### TEKS BACAAN
17/09/14

Ditanya Janji Kabinet Ramping, Jokowi Ngeles Tingkat Dewa

Ditanya Janji Kabinet Ramping, Jokowi Ngeles Tingkat Dewa

Presiden terpilih Joko Widodo (Jokowi) memutuskan tetap menggunakan 34 kementerian dalam kabinetnya. Padahal, saat debat capres dan kampanye, dia berjanji akan membuat kabinet ramping (sekitar 24 Menteri) demi efektivitas dan kelincahan birokrasi.

Sayangnya, saat disinggung soal komitmennya tersebut, Jokowi malah berkelit dan mengambil contoh yang kurang masuk akal.

"Saya berikan contoh, negara tetangga Malaysia jumlah penduduknya 24 juta kementeriannya ada 24. Nah kita 240 juta penduduknya, kementerian harusnya 240," kata Jokowi saat jumpa pers di Kantor Tim Transisi, Jakarta, Senin (15/9/2014), seperti diberitakan vivanews.

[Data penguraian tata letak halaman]

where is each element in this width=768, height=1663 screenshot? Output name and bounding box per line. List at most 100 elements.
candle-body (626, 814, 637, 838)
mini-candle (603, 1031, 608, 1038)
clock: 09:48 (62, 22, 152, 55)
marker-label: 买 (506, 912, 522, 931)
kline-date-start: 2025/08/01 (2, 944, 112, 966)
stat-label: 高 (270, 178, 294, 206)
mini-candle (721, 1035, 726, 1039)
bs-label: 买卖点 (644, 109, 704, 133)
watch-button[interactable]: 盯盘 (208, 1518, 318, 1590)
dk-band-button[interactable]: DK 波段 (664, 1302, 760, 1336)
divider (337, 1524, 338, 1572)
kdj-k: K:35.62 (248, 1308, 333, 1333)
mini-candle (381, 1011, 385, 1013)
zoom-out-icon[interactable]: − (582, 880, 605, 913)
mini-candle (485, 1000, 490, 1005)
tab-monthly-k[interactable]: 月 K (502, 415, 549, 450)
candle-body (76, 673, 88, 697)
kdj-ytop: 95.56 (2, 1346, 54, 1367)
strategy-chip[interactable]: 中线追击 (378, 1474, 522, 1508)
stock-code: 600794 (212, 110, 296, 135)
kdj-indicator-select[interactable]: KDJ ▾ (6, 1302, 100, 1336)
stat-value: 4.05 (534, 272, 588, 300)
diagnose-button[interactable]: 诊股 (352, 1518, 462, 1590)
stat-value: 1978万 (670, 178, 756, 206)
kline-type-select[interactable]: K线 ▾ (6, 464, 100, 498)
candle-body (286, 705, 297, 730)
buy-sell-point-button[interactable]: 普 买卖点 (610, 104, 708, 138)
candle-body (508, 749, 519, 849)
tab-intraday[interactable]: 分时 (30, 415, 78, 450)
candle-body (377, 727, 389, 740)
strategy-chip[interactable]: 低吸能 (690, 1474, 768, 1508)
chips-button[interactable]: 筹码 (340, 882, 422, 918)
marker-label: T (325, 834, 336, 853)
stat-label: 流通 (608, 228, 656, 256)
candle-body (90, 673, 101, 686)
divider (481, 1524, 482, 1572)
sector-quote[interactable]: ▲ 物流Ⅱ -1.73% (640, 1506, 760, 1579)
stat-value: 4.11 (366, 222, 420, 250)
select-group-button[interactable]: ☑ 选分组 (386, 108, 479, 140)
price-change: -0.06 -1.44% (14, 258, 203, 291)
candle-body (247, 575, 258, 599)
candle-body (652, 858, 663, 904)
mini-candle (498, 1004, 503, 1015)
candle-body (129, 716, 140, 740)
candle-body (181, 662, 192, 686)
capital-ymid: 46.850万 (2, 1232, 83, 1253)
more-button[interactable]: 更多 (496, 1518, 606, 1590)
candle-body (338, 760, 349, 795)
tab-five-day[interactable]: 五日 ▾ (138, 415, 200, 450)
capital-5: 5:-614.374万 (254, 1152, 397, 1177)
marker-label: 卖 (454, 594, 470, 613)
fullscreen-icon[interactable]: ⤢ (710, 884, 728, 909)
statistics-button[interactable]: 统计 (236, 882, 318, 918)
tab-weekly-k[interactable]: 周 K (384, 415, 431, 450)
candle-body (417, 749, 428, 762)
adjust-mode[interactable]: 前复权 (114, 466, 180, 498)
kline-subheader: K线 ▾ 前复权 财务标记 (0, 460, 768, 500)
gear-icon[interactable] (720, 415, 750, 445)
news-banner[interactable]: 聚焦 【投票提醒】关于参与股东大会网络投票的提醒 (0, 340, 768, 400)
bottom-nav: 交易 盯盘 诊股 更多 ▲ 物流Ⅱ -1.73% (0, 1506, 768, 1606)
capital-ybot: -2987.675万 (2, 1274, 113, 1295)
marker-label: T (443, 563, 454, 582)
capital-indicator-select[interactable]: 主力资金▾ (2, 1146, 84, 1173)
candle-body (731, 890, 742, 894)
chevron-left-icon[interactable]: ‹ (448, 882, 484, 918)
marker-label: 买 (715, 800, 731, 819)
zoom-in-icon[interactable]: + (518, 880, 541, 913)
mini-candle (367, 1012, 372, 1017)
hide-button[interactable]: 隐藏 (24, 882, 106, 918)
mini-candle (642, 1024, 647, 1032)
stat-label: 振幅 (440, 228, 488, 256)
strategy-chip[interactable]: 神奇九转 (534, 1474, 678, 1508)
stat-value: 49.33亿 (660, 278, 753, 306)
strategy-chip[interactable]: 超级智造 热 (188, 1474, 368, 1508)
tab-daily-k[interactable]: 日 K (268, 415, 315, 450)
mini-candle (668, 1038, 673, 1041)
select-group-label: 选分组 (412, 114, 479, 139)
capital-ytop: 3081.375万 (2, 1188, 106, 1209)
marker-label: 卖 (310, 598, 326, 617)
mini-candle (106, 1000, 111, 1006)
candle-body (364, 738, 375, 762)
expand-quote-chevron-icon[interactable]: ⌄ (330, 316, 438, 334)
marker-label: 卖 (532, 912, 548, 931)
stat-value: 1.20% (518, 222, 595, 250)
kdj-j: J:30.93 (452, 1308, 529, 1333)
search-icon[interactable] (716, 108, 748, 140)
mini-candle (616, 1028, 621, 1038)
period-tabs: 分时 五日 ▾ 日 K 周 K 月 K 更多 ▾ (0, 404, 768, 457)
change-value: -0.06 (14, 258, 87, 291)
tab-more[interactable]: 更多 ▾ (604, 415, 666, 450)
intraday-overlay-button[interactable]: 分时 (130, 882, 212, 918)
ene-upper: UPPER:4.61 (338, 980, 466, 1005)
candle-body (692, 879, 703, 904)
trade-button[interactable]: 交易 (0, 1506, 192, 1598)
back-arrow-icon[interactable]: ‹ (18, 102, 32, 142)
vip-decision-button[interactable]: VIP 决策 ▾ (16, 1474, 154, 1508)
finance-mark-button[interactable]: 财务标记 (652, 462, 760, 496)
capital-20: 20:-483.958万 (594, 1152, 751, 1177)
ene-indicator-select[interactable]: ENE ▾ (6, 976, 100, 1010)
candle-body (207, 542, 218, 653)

### SOAL LATIHAN
Jawab pertanyaan berikut berdasarkan berita tentang kabinet Jokowi:
1. Berapa jumlah kementerian yang tetap digunakan Jokowi dalam kabinetnya?
2. Saat debat capres dan kampanye, kabinet dengan sekitar berapa menteri yang dijanjikan Jokowi?
3. Di mana Jokowi mengadakan jumpa pers pada Senin (15/9/2014)?

### JAWABAN SOAL
1. 34 kementerian.
2. Sekitar 24 menteri.
3. Di Kantor Tim Transisi, Jakarta.